Work instructions =
**A)** Quote the passage of the discussion post on the colonial-era Korean art market from "MReinschmidt at csuchico.edu" to "more research indeed.".
**B)** Write the next part of the discussion post on the Korean art market during the colonial period, picking up after its final sentence.
━━━━━ Text provided
[KS] Korean Art market during the colonial period?
MReinschmidt at csuchico.edu
Mon Sep 24 01:16:38 EDT 2007
On that note,
the number of private colonial era Japanese collections of Korean art being returned or donated to Korean museums has slightly increased during recent years (e.g. see Nat'l Museum of Korea). Archival documentation accompanying these returns should yield pertinent information to this search. The return of these collections (often displayed - if at all - with only skimpy label info) into the public sphere warrants more research indeed.
From: koreanstudies-bounces at koreaweb.ws on behalf of Hyung Il Pai
Sent: Sun 9/23/2007 6:18 PM
To: Korean Studies Discussion List
Subject: Re: [KS] Korean Art market during the colonial period?
I do not know any article perse but there are lots of indirect
materials written by famous collectors during the colonial period who
travelled widely in Korea in the 1920s and 1930s buying and selling.
━━━━━━━━━━
━━━━━ Given entries
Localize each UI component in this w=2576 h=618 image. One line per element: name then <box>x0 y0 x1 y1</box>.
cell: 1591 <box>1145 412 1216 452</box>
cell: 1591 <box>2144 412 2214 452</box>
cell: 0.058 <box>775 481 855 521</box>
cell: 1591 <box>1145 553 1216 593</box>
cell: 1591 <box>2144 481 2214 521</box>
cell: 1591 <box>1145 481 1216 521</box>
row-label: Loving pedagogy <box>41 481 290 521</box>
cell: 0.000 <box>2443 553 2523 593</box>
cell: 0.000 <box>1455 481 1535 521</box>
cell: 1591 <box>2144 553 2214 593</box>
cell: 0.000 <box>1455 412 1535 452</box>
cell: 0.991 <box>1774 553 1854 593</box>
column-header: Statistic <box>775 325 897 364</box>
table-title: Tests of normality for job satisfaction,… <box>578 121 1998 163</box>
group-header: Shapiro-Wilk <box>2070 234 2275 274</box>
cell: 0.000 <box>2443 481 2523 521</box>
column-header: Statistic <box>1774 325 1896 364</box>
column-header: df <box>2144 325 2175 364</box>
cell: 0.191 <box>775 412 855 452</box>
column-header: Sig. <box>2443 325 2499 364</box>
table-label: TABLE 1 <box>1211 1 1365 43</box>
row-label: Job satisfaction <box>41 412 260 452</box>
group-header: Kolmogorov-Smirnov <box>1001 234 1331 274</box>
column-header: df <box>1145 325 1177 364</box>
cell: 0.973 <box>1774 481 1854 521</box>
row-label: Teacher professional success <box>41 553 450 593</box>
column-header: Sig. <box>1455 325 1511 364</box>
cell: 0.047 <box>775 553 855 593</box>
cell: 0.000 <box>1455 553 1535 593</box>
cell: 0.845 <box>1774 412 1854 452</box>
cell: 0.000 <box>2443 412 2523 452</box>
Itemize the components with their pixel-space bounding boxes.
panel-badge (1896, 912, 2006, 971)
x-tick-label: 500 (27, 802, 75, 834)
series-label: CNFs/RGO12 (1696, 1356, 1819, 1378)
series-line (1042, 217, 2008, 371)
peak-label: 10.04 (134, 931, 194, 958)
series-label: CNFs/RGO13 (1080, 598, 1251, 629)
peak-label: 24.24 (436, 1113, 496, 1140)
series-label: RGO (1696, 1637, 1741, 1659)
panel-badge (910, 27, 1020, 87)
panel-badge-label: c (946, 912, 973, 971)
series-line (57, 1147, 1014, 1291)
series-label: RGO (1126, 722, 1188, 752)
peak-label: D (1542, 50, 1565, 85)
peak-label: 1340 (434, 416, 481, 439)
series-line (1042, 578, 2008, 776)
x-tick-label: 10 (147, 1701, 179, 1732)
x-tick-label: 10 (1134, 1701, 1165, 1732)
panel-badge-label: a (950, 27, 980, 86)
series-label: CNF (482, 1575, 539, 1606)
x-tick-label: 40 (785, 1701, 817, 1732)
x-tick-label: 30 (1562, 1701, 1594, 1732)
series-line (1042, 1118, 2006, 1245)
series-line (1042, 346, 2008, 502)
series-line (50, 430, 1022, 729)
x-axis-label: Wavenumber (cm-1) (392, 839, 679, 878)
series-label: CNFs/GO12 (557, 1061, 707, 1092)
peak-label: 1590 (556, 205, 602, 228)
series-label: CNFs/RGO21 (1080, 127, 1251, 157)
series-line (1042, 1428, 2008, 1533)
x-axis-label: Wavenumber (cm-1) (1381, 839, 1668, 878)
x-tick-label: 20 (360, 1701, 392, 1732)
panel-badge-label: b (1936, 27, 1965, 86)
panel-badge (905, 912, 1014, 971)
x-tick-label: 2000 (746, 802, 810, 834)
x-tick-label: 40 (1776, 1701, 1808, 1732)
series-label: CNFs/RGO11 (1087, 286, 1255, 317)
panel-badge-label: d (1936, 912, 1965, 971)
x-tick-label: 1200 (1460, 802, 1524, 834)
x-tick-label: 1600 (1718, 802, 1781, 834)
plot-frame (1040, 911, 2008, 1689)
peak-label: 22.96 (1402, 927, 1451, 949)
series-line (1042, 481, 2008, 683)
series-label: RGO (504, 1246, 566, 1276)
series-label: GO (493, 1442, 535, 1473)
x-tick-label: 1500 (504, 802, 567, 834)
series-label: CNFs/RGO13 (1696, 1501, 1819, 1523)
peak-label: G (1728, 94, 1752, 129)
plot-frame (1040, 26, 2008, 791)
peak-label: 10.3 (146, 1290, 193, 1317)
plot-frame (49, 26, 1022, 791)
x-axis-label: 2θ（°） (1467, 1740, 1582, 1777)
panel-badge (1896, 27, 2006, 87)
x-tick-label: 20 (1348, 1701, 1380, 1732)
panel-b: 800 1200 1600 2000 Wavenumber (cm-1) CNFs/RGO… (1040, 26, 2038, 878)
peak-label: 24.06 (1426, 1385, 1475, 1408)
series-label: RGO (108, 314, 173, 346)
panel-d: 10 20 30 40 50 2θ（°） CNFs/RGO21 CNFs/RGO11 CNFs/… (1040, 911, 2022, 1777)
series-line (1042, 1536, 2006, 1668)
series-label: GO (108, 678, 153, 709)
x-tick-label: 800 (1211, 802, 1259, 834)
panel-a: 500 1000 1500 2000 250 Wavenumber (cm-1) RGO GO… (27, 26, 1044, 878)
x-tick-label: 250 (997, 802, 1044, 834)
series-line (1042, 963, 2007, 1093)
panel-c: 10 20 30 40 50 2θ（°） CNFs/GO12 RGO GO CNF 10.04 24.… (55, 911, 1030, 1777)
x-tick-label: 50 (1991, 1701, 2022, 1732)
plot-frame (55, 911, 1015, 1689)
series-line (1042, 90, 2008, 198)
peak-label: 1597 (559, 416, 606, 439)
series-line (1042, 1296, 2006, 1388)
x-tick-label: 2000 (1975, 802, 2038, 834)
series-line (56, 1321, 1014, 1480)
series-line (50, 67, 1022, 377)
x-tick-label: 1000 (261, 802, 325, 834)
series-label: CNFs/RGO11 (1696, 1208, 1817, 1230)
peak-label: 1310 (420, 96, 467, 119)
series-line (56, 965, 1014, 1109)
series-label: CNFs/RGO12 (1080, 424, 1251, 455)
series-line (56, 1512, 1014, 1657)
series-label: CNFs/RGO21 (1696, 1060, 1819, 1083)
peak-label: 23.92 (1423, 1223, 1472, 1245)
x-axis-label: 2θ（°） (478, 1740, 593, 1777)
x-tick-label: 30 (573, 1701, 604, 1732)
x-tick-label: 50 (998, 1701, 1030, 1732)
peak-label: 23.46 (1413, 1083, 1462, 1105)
━━━━━━━━━━
Responses in order =
**A)**
MReinschmidt at csuchico.edu
Mon Sep 24 01:16:38 EDT 2007
On that note,
the number of private colonial era Japanese collections of Korean art being returned or donated to Korean museums has slightly increased during recent years (e.g. see Nat'l Museum of Korea). Archival documentation accompanying these returns should yield pertinent information to this search. The return of these collections (often displayed - if at all - with only skimpy label info) into the public sphere warrants more research indeed.

**B)**
The include Asakawa Hakkyo, Asakawa Takume, Yanagi Soetsu etc. They
were part of an organization called the "Chosen Kogei Kenkyukai" ,In
the 1930s , this society attracted enough members and fans to put on
exhibitions at departments stores like Takashimaya in Tokyo. They
published a series of thick catalogues for sale.
Their sponsors were also rich collectors and antiquity dealers who
had branches in Seoul and Tokyo. Their exhibition catalogues include
not only Nangnang antiquities but the whole range of Korean pottery
from Paekche to Punch'ong. The biggest zaibatsu Suntory and Ogura
Pre-war collections are now part of the collections exhibited at the
Osaka Museum of Oriental Ceramics
It seems there was a vibrant market and this is also confirmed by the
number of local preservation societies at historical capitals like
Kyungju, Puyo, Kaesong, Pusan etc.
Song Sok-ha's biographies also contain many references to how he had
to compete with these Japanese collectors to get the best deals at
their favorite shops. The information also travelled fast when a "good
piece"-obviously looted from a grave site, appeared on the market. It
was definitely a supply and demand market place at that time and quite
international at that.
They also wrote articles introducing the history of Korea art and
especially ceramics as well as colonial ceramic industries in official
colonial government journals such as "Chosen" and "Chosen Iho ."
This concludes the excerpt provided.